* start Recorded information *
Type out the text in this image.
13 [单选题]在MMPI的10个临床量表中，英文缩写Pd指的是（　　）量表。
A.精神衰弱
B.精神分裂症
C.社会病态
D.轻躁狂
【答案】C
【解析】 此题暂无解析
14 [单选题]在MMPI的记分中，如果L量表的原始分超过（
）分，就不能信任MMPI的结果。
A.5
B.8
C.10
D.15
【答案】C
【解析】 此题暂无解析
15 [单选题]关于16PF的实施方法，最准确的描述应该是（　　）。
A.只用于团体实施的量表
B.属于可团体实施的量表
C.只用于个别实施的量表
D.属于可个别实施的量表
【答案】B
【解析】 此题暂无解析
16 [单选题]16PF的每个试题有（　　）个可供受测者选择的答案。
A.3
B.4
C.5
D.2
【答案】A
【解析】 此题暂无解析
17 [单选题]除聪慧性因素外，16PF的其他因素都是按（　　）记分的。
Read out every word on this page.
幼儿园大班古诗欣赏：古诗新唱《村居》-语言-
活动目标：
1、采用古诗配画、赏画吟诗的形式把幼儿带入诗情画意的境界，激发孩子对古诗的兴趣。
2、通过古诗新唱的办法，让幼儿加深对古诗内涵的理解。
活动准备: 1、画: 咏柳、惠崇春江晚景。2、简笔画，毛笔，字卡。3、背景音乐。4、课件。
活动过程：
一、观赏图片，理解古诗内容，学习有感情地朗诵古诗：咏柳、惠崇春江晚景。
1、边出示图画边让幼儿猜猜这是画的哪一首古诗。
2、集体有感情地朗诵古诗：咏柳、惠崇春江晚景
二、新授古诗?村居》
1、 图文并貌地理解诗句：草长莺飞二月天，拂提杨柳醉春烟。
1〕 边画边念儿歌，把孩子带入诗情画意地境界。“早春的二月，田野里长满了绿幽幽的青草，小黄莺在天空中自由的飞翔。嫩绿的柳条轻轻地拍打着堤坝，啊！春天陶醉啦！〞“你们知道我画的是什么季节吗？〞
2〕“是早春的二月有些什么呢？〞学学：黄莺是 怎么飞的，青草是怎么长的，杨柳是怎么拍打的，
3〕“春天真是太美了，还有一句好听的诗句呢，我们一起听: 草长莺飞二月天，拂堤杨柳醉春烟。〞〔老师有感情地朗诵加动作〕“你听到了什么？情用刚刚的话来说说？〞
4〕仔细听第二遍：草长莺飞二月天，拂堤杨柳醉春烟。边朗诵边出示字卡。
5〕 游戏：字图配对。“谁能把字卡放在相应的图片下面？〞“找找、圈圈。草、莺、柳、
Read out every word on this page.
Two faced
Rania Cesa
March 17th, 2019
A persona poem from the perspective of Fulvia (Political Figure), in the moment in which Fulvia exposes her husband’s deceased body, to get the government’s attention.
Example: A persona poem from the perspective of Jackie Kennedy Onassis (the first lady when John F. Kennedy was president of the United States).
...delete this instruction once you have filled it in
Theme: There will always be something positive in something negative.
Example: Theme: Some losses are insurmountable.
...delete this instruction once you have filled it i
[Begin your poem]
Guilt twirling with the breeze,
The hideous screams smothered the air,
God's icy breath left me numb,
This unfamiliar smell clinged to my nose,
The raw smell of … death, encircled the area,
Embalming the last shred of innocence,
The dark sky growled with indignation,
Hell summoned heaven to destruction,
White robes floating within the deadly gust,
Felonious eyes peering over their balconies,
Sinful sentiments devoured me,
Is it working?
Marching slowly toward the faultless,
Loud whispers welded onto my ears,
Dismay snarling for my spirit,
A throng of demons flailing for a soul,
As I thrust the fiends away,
* end Recorded information *
Given exercise:
Transcribe each record exactly. Leave nothing out.

Task result:
Type out the text in this image.
13 [单选题]在MMPI的10个临床量表中，英文缩写Pd指的是（　　）量表。
A.精神衰弱
B.精神分裂症
C.社会病态
D.轻躁狂
【答案】C
【解析】 此题暂无解析
14 [单选题]在MMPI的记分中，如果L量表的原始分超过（
）分，就不能信任MMPI的结果。
A.5
B.8
C.10
D.15
【答案】C
【解析】 此题暂无解析
15 [单选题]关于16PF的实施方法，最准确的描述应该是（　　）。
A.只用于团体实施的量表
B.属于可团体实施的量表
C.只用于个别实施的量表
D.属于可个别实施的量表
【答案】B
【解析】 此题暂无解析
16 [单选题]16PF的每个试题有（　　）个可供受测者选择的答案。
A.3
B.4
C.5
D.2
【答案】A
【解析】 此题暂无解析
17 [单选题]除聪慧性因素外，16PF的其他因素都是按（　　）记分的。
Read out every word on this page.
幼儿园大班古诗欣赏：古诗新唱《村居》-语言-
活动目标：
1、采用古诗配画、赏画吟诗的形式把幼儿带入诗情画意的境界，激发孩子对古诗的兴趣。
2、通过古诗新唱的办法，让幼儿加深对古诗内涵的理解。
活动准备: 1、画: 咏柳、惠崇春江晚景。2、简笔画，毛笔，字卡。3、背景音乐。4、课件。
活动过程：
一、观赏图片，理解古诗内容，学习有感情地朗诵古诗：咏柳、惠崇春江晚景。
1、边出示图画边让幼儿猜猜这是画的哪一首古诗。
2、集体有感情地朗诵古诗：咏柳、惠崇春江晚景
二、新授古诗?村居》
1、 图文并貌地理解诗句：草长莺飞二月天，拂提杨柳醉春烟。
1〕 边画边念儿歌，把孩子带入诗情画意地境界。“早春的二月，田野里长满了绿幽幽的青草，小黄莺在天空中自由的飞翔。嫩绿的柳条轻轻地拍打着堤坝，啊！春天陶醉啦！〞“你们知道我画的是什么季节吗？〞
2〕“是早春的二月有些什么呢？〞学学：黄莺是 怎么飞的，青草是怎么长的，杨柳是怎么拍打的，
3〕“春天真是太美了，还有一句好听的诗句呢，我们一起听: 草长莺飞二月天，拂堤杨柳醉春烟。〞〔老师有感情地朗诵加动作〕“你听到了什么？情用刚刚的话来说说？〞
4〕仔细听第二遍：草长莺飞二月天，拂堤杨柳醉春烟。边朗诵边出示字卡。
5〕 游戏：字图配对。“谁能把字卡放在相应的图片下面？〞“找找、圈圈。草、莺、柳、
Read out every word on this page.
Two faced
Rania Cesa
March 17th, 2019
A persona poem from the perspective of Fulvia (Political Figure), in the moment in which Fulvia exposes her husband’s deceased body, to get the government’s attention.
Example: A persona poem from the perspective of Jackie Kennedy Onassis (the first lady when John F. Kennedy was president of the United States).
...delete this instruction once you have filled it in
Theme: There will always be something positive in something negative.
Example: Theme: Some losses are insurmountable.
...delete this instruction once you have filled it i
[Begin your poem]
Guilt twirling with the breeze,
The hideous screams smothered the air,
God's icy breath left me numb,
This unfamiliar smell clinged to my nose,
The raw smell of … death, encircled the area,
Embalming the last shred of innocence,
The dark sky growled with indignation,
Hell summoned heaven to destruction,
White robes floating within the deadly gust,
Felonious eyes peering over their balconies,
Sinful sentiments devoured me,
Is it working?
Marching slowly toward the faultless,
Loud whispers welded onto my ears,
Dismay snarling for my spirit,
A throng of demons flailing for a soul,
As I thrust the fiends away,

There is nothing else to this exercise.